● **Task**
Count every line below that contains "true", then state the total with no other output.

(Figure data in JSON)
━━━━━━━━━━━━━━━━

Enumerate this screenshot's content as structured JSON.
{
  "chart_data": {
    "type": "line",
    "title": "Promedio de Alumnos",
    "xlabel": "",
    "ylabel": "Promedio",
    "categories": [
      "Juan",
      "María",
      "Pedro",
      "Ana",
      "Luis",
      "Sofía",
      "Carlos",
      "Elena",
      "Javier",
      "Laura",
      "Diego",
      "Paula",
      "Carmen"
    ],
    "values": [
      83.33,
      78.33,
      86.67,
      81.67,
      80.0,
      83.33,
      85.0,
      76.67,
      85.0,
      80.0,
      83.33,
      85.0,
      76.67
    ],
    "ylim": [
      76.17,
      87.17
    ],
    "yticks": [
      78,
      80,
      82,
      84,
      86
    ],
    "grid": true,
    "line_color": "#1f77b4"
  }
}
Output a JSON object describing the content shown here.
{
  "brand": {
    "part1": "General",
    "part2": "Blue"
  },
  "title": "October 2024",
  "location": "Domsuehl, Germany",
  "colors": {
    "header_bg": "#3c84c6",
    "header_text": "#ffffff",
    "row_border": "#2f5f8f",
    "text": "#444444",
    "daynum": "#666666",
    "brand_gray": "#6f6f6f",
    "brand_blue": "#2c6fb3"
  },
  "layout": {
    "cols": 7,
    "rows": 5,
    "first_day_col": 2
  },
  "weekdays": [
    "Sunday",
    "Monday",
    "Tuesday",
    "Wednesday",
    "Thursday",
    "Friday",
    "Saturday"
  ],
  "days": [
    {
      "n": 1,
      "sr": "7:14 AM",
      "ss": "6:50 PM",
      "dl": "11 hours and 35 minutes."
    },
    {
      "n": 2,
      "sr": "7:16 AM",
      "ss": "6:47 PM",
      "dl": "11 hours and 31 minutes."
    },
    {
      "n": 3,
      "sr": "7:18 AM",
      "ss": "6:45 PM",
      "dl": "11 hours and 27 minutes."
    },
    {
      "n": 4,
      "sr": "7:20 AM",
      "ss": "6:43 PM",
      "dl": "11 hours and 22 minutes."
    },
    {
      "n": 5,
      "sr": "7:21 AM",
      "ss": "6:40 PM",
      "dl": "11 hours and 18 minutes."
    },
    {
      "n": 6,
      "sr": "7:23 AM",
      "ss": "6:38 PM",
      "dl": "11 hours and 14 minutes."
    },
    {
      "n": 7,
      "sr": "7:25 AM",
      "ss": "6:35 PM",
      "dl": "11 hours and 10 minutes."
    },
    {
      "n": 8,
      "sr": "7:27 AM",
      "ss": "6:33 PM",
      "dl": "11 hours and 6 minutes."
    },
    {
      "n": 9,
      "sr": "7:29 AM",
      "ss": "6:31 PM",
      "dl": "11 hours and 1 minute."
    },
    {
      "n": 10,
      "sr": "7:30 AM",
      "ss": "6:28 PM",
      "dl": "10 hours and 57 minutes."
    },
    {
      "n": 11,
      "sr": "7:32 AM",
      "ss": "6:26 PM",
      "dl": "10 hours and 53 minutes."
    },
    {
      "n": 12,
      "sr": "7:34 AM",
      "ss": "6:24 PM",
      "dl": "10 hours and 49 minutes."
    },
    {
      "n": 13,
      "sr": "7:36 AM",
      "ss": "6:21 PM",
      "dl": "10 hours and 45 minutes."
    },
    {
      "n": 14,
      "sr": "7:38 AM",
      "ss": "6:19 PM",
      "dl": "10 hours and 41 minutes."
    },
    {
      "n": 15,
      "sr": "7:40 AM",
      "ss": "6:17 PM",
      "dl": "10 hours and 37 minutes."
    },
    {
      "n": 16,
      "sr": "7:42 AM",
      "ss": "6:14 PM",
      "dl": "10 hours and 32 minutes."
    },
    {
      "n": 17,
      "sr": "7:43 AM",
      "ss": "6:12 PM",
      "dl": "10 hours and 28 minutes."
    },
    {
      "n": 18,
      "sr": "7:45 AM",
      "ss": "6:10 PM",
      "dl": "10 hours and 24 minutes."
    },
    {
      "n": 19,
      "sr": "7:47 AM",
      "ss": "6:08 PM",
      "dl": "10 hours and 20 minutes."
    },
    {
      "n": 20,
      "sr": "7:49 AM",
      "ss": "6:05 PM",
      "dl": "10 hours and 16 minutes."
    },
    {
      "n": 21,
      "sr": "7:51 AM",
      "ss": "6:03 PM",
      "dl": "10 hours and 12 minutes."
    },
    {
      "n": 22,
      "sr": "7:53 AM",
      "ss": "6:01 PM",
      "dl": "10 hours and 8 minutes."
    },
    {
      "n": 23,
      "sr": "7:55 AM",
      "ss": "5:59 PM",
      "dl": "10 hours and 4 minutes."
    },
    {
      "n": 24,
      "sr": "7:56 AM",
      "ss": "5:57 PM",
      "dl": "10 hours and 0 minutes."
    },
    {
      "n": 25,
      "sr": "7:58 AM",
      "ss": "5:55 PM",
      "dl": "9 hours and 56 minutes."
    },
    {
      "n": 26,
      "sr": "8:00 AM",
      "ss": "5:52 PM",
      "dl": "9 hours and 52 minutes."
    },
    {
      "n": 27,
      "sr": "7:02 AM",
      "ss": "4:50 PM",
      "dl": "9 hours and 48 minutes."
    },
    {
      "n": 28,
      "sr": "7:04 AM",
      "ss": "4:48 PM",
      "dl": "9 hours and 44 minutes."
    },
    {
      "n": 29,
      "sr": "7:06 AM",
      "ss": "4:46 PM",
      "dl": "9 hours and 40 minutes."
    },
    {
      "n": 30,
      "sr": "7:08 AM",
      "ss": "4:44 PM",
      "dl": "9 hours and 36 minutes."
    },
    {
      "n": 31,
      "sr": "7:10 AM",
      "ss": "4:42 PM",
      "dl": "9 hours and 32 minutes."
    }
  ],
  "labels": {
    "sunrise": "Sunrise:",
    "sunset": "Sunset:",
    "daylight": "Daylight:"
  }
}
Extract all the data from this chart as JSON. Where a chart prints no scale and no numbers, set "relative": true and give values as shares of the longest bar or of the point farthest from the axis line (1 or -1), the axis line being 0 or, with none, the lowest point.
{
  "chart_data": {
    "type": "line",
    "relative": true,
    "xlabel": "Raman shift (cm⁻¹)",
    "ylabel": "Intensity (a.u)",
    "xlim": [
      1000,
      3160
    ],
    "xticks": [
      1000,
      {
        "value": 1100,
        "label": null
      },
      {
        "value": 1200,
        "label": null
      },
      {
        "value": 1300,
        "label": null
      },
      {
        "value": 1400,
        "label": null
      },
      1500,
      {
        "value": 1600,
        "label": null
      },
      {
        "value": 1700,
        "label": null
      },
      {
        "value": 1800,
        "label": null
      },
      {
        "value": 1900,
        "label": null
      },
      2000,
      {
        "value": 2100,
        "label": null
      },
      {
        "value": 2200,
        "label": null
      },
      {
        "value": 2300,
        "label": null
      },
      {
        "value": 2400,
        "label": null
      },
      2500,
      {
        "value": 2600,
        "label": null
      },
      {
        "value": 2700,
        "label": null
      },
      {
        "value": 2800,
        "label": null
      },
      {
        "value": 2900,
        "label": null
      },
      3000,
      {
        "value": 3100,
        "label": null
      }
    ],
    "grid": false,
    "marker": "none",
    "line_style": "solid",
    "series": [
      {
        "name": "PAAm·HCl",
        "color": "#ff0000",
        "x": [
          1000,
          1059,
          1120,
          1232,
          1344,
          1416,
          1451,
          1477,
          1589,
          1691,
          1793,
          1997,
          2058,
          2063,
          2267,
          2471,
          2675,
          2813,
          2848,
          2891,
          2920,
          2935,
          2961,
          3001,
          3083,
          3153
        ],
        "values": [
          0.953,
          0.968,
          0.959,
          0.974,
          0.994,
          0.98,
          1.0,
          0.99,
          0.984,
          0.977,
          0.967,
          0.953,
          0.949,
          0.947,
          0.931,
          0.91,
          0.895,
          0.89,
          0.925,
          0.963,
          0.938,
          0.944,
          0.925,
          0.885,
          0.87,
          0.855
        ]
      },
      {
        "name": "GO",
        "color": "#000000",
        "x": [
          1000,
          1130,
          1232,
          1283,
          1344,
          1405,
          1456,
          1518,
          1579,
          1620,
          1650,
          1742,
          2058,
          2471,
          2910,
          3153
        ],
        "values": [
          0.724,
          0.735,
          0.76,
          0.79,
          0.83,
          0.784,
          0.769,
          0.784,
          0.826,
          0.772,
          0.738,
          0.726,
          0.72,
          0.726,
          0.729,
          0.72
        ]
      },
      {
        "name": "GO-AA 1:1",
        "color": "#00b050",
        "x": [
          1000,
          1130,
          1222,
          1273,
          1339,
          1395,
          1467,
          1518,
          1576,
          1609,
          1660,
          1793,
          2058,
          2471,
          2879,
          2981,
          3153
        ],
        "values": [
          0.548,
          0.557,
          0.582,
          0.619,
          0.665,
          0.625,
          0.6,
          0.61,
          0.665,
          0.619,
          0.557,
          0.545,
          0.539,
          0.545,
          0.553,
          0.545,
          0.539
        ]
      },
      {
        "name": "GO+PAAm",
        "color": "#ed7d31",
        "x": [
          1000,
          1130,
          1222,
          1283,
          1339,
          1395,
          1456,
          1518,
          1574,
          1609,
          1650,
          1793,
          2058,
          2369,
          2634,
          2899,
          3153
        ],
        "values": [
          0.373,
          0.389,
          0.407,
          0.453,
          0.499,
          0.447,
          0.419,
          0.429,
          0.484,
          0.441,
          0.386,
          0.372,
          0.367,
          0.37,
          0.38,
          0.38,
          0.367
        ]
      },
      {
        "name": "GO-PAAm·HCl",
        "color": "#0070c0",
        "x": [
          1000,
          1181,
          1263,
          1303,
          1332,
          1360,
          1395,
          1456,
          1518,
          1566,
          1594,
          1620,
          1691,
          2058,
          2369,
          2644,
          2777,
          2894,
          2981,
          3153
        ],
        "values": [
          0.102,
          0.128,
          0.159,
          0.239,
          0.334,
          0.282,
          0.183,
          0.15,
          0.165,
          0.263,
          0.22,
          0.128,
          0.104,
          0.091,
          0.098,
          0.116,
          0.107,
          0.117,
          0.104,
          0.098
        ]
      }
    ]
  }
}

━━━━━━━━━━━━━━━━

● **Complete answer**
3